Exercise goal ::
Return the listing below verbatim. Pictures do not belong in the copy.

Material for the task ::
# # # # #
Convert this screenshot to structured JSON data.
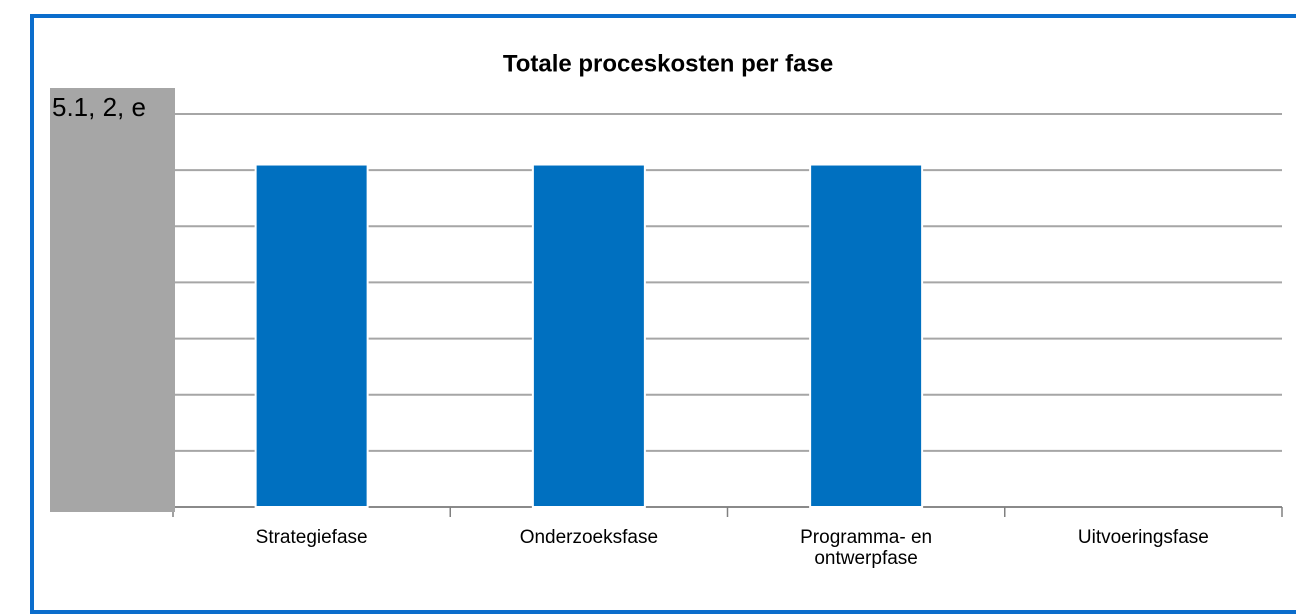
{
  "chart_data": {
    "type": "bar",
    "title": "Totale proceskosten per fase",
    "annotation": "5.1, 2, e",
    "categories": [
      "Strategiefase",
      "Onderzoeksfase",
      "Programma- en ontwerpfase",
      "Uitvoeringsfase"
    ],
    "values": [
      6.1,
      6.1,
      6.1,
      0
    ],
    "color": "#0070c0",
    "ylim": [
      0,
      7
    ],
    "yticks": [
      0,
      1,
      2,
      3,
      4,
      5,
      6,
      7
    ],
    "grid": true
  }
}
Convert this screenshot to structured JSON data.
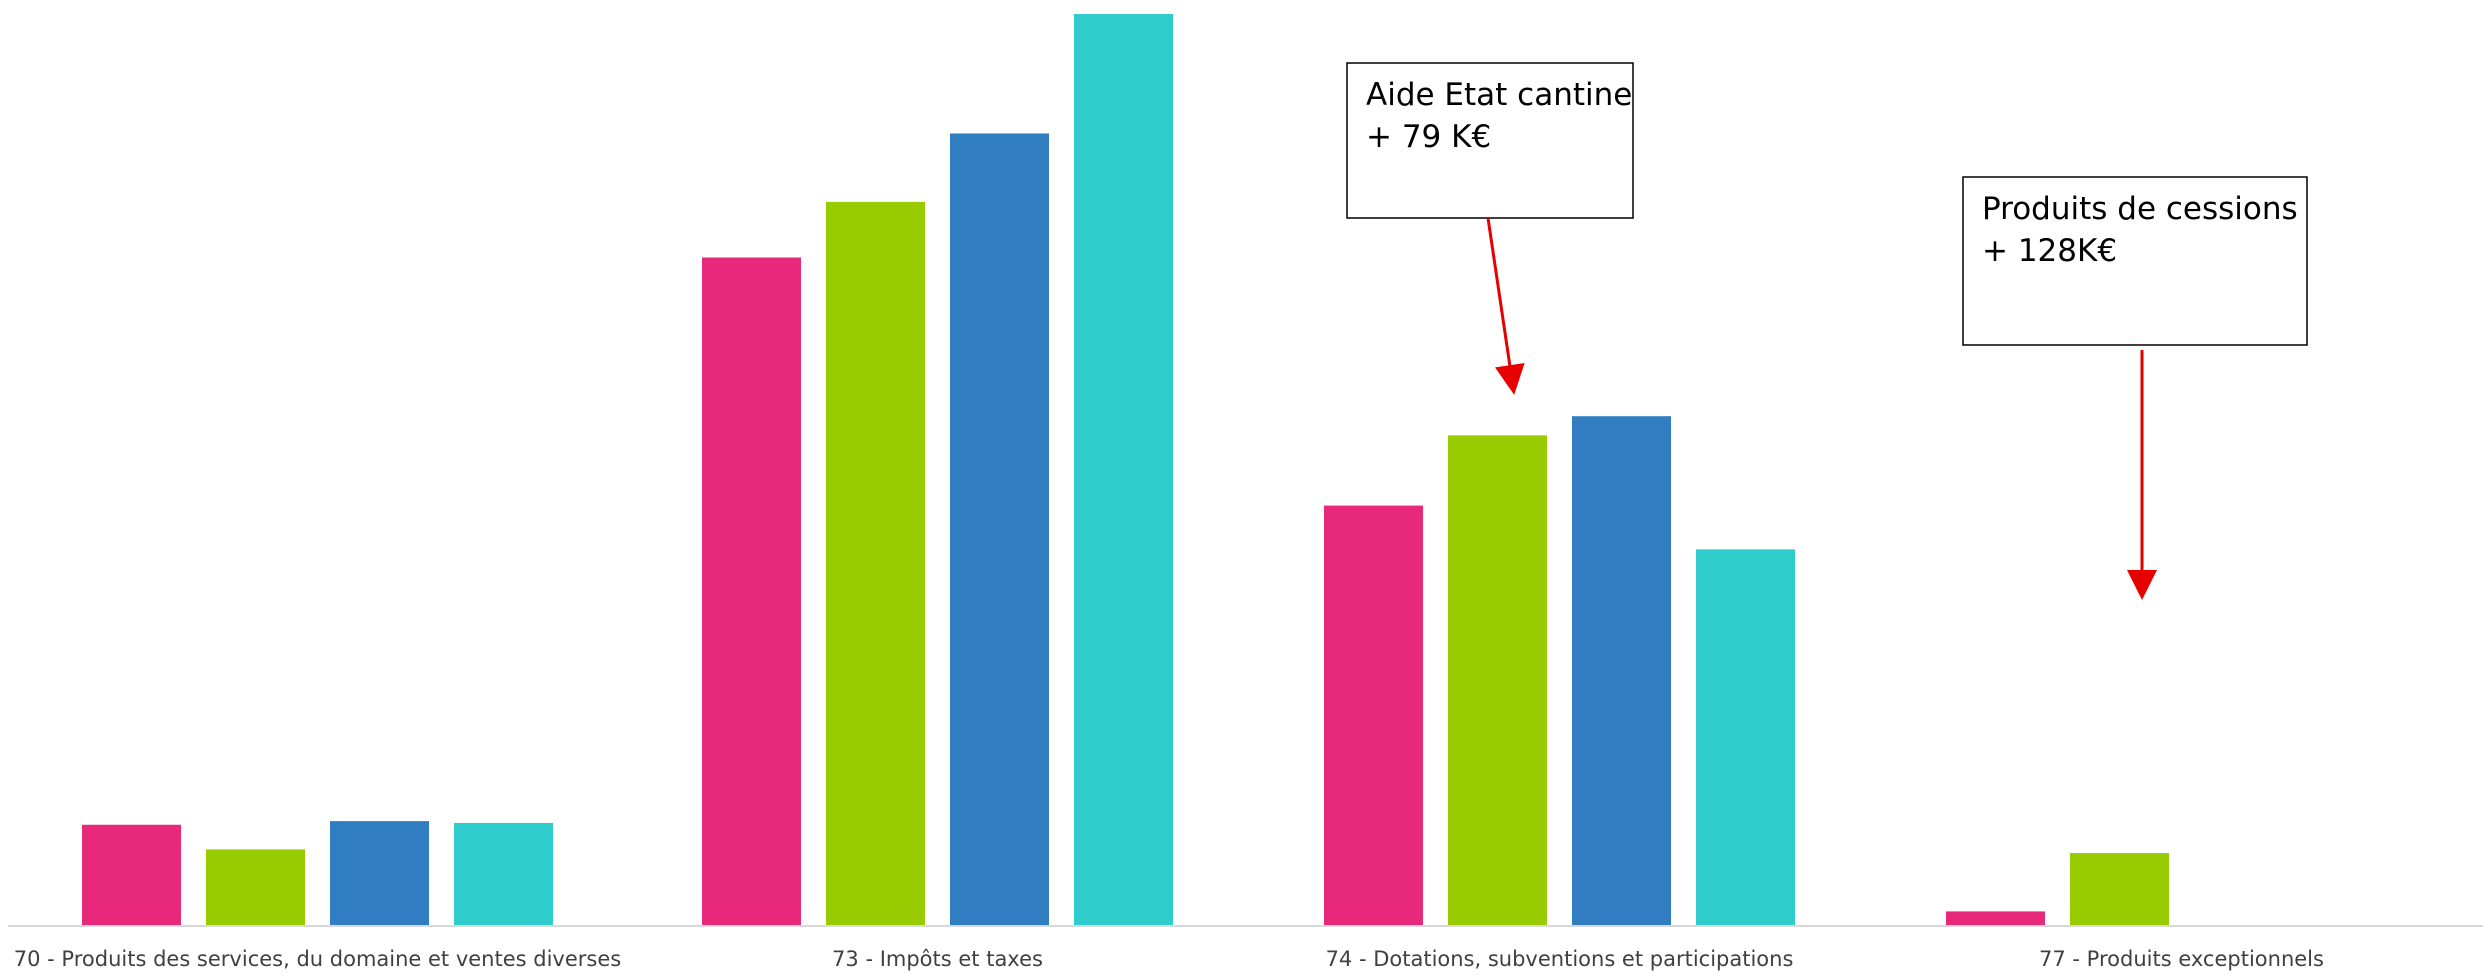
# # # # #
Exercise output ::
Convert this screenshot to structured JSON data.
{
  "chart_data": {
    "type": "bar",
    "title": "Totale proceskosten per fase",
    "annotation": "5.1, 2, e",
    "categories": [
      "Strategiefase",
      "Onderzoeksfase",
      "Programma- en ontwerpfase",
      "Uitvoeringsfase"
    ],
    "values": [
      6.1,
      6.1,
      6.1,
      0
    ],
    "color": "#0070c0",
    "ylim": [
      0,
      7
    ],
    "yticks": [
      0,
      1,
      2,
      3,
      4,
      5,
      6,
      7
    ],
    "grid": true
  }
}
Convert this screenshot to structured JSON data.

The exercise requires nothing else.